>> Begin
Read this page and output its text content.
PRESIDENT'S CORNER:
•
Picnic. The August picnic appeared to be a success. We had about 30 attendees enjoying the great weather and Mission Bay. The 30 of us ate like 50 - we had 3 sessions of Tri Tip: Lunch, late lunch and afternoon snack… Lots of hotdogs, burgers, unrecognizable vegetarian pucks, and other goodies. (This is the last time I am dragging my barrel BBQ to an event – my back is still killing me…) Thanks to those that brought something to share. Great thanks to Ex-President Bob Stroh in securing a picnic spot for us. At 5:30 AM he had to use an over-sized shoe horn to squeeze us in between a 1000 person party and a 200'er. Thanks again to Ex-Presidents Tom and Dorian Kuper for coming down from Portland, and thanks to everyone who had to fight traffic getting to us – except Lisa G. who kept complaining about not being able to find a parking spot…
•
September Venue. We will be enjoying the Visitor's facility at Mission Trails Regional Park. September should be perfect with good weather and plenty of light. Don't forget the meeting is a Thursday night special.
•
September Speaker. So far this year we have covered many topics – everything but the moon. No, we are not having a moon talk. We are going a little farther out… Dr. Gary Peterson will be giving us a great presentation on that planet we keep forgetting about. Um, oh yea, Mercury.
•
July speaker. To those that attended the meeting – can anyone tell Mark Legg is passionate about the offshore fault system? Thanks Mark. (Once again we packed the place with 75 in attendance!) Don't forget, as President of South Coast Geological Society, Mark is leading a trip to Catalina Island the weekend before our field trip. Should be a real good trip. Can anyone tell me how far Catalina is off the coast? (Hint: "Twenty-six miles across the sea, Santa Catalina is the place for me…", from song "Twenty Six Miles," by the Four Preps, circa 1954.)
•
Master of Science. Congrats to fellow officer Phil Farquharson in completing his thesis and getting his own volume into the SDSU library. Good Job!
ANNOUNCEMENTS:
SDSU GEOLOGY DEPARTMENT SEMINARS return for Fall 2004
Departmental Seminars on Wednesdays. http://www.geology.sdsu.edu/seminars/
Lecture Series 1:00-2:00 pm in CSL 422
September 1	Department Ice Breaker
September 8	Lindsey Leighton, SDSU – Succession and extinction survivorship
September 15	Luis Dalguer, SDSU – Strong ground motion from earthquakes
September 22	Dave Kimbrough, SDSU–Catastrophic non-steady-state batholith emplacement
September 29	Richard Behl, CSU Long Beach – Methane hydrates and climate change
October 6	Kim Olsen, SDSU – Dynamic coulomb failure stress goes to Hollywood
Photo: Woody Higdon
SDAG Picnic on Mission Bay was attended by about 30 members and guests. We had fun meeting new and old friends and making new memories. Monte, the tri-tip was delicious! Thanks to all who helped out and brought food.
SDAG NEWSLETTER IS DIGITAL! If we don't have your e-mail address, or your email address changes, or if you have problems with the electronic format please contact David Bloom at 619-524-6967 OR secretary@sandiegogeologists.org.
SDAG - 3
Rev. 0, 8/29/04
>> End
-- Aim of the exercise --
Say how many lines hold the word "will", giving the number and nothing else.

-- Written solution --
2